DIRECTIONS: Tally up the lines that include "Stainless" and state that number by itself.

· · · · ·

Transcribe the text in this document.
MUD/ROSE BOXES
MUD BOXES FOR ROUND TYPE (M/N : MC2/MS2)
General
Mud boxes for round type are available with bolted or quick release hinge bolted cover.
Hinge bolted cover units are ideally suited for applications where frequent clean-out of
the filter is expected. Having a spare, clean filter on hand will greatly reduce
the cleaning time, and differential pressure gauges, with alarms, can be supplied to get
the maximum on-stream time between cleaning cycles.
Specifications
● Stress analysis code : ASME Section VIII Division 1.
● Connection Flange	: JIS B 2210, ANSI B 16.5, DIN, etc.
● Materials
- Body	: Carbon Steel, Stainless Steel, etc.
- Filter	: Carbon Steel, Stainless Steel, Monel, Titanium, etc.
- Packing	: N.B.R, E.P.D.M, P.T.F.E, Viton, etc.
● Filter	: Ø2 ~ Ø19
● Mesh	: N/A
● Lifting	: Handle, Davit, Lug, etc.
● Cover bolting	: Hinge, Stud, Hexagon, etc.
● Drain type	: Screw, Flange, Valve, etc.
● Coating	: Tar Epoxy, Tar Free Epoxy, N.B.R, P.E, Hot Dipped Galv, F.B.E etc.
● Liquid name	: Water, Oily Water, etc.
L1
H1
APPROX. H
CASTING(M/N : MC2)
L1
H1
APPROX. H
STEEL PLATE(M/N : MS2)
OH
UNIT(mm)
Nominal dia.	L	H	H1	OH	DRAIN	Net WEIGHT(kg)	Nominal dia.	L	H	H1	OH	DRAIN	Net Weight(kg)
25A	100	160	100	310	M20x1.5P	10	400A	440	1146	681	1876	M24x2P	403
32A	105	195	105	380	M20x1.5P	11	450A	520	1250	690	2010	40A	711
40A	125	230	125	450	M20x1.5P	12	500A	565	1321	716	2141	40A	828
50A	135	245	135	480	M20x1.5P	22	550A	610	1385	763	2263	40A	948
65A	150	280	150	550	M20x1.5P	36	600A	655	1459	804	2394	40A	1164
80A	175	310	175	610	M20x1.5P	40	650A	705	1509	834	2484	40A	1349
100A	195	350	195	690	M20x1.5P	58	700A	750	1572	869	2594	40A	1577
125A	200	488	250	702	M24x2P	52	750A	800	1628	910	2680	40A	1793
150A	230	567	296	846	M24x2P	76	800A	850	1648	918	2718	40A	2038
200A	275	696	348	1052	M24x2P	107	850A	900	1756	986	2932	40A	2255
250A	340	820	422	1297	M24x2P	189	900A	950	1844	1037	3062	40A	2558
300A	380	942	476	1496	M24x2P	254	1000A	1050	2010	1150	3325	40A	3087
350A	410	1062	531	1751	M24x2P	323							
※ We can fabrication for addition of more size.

· · · · ·

SOLUTION BELOW: 2